__Data provided__:
********
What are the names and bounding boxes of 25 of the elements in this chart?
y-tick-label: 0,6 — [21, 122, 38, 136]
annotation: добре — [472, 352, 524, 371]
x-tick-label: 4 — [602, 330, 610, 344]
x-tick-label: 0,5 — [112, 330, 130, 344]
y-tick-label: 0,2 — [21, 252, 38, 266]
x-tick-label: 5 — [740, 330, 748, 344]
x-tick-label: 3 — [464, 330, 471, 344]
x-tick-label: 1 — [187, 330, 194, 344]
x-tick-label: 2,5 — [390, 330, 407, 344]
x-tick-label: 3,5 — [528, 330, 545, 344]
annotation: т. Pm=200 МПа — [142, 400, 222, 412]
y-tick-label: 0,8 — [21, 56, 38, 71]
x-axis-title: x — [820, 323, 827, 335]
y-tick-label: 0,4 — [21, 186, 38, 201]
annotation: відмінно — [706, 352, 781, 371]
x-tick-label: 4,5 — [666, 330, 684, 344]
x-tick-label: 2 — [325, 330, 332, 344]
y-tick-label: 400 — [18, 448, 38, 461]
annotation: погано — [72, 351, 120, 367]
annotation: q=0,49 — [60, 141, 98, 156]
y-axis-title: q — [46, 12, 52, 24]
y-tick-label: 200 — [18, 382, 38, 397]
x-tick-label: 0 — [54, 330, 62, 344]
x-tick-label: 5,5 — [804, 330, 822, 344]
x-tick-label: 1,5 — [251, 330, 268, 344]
********
__Task statement__:
Copy out the material above in full, putting "text-label" wherever "annotation" appears and leaving everything else as it is.

__Exercise answer__:
What are the names and bounding boxes of 25 of the elements in this chart?
y-tick-label: 0,6 — [21, 122, 38, 136]
text-label: добре — [472, 352, 524, 371]
x-tick-label: 4 — [602, 330, 610, 344]
x-tick-label: 0,5 — [112, 330, 130, 344]
y-tick-label: 0,2 — [21, 252, 38, 266]
x-tick-label: 5 — [740, 330, 748, 344]
x-tick-label: 3 — [464, 330, 471, 344]
x-tick-label: 1 — [187, 330, 194, 344]
x-tick-label: 2,5 — [390, 330, 407, 344]
x-tick-label: 3,5 — [528, 330, 545, 344]
text-label: т. Pm=200 МПа — [142, 400, 222, 412]
y-tick-label: 0,8 — [21, 56, 38, 71]
x-axis-title: x — [820, 323, 827, 335]
y-tick-label: 0,4 — [21, 186, 38, 201]
text-label: відмінно — [706, 352, 781, 371]
x-tick-label: 4,5 — [666, 330, 684, 344]
x-tick-label: 2 — [325, 330, 332, 344]
y-tick-label: 400 — [18, 448, 38, 461]
text-label: погано — [72, 351, 120, 367]
text-label: q=0,49 — [60, 141, 98, 156]
y-axis-title: q — [46, 12, 52, 24]
y-tick-label: 200 — [18, 382, 38, 397]
x-tick-label: 0 — [54, 330, 62, 344]
x-tick-label: 5,5 — [804, 330, 822, 344]
x-tick-label: 1,5 — [251, 330, 268, 344]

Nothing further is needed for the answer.